*SET TASK:* Filter the listing and keep only the lines with the word "много".

** BEGIN PROVIDED INFORMATION **

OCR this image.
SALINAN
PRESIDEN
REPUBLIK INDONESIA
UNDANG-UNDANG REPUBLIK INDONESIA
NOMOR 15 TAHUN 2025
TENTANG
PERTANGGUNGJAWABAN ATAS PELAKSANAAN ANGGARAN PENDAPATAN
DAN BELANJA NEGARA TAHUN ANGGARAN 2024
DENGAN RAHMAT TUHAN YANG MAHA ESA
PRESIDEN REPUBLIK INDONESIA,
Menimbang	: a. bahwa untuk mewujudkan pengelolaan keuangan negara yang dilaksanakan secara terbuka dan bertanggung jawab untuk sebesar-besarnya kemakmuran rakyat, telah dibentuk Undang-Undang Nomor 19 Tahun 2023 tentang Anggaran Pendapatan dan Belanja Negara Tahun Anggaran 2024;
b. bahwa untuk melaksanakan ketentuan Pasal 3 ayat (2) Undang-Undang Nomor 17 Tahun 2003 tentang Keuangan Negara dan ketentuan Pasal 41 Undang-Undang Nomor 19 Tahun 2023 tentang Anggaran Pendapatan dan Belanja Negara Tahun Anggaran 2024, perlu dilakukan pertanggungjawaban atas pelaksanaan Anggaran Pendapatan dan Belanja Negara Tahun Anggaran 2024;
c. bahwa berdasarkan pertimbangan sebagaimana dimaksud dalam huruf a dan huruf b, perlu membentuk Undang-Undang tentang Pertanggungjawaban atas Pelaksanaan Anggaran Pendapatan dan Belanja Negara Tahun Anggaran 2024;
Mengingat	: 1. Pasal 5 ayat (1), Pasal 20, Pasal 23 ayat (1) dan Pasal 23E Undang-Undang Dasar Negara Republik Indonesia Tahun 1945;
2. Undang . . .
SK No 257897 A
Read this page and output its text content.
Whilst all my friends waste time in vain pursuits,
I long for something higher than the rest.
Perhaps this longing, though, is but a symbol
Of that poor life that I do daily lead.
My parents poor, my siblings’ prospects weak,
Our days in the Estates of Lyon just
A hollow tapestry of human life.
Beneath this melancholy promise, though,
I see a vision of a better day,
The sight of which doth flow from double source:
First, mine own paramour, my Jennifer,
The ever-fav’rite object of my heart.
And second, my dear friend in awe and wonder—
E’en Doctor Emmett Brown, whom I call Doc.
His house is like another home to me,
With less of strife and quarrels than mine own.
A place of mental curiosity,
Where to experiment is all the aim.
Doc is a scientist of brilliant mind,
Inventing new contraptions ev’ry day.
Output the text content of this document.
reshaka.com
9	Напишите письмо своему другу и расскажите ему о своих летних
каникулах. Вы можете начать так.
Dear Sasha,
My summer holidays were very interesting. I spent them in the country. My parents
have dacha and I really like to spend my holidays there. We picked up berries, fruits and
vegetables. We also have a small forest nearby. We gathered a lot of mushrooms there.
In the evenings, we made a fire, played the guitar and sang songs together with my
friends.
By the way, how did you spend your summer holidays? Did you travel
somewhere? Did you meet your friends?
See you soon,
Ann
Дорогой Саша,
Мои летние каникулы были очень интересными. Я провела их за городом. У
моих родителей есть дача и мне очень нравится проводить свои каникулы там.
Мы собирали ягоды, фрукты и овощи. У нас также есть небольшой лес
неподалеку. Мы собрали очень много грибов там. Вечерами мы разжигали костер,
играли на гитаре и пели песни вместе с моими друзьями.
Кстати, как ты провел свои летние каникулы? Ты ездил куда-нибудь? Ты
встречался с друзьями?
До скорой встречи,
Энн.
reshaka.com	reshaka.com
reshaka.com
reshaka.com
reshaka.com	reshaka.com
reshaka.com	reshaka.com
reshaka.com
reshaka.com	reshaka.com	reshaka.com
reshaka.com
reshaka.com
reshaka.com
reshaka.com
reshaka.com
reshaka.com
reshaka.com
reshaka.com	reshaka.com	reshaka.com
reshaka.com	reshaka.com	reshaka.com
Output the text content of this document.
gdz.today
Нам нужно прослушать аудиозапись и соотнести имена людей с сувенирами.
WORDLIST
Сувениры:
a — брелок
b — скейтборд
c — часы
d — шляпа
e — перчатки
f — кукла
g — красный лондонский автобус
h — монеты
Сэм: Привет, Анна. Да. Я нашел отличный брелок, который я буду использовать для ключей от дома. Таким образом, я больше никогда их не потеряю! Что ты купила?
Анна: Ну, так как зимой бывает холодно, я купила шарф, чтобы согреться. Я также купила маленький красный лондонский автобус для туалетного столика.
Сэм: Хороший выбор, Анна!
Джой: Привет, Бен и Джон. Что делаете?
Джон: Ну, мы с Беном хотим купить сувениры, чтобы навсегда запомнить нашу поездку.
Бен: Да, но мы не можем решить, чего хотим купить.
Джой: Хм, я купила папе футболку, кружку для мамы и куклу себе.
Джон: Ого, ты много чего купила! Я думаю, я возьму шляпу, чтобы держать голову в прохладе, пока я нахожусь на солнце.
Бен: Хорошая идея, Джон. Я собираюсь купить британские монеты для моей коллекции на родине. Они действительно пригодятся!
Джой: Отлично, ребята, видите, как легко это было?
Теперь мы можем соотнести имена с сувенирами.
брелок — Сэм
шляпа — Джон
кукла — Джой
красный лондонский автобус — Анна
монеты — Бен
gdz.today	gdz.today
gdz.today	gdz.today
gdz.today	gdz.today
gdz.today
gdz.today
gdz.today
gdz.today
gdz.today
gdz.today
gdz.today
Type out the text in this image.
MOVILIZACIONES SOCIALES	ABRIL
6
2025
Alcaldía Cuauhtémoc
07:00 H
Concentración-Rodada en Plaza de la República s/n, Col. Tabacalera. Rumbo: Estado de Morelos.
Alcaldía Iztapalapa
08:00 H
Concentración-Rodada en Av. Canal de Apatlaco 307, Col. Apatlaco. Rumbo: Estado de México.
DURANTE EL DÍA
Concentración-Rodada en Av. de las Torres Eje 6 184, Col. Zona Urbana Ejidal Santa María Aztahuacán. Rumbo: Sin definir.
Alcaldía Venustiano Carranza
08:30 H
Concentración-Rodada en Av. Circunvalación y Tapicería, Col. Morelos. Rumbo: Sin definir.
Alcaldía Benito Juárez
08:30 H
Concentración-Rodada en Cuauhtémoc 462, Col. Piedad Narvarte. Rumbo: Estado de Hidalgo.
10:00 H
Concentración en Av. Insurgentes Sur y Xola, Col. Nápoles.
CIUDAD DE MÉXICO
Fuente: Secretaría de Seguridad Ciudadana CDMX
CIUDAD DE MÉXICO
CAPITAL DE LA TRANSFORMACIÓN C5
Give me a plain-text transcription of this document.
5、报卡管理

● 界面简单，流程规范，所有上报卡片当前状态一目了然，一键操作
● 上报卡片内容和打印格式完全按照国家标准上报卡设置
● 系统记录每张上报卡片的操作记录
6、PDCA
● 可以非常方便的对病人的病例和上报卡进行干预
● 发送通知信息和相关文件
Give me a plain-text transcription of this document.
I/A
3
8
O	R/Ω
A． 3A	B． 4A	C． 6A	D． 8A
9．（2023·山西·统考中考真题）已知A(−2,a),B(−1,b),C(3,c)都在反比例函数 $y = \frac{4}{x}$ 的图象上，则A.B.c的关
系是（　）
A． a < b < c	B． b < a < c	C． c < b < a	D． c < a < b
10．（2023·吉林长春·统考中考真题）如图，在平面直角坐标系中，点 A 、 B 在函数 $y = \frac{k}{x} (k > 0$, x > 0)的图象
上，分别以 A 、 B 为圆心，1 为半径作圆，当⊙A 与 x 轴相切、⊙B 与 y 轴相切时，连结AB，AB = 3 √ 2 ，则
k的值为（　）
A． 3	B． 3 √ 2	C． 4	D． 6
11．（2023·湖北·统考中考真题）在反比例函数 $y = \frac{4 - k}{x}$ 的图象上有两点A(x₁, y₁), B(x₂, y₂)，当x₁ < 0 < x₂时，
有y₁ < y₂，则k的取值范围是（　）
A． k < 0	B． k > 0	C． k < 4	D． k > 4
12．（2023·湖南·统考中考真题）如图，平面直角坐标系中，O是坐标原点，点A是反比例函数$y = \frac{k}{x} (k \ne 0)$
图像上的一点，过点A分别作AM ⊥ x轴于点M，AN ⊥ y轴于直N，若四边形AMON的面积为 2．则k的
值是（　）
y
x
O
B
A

** END PROVIDED INFORMATION **

*PROBLEM SOLUTION:*
неподалеку. Мы собрали очень много грибов там. Вечерами мы разжигали костер,
Джон: Ого, ты много чего купила! Я думаю, я возьму шляпу, чтобы держать голову в прохладе, пока я нахожусь на солнце.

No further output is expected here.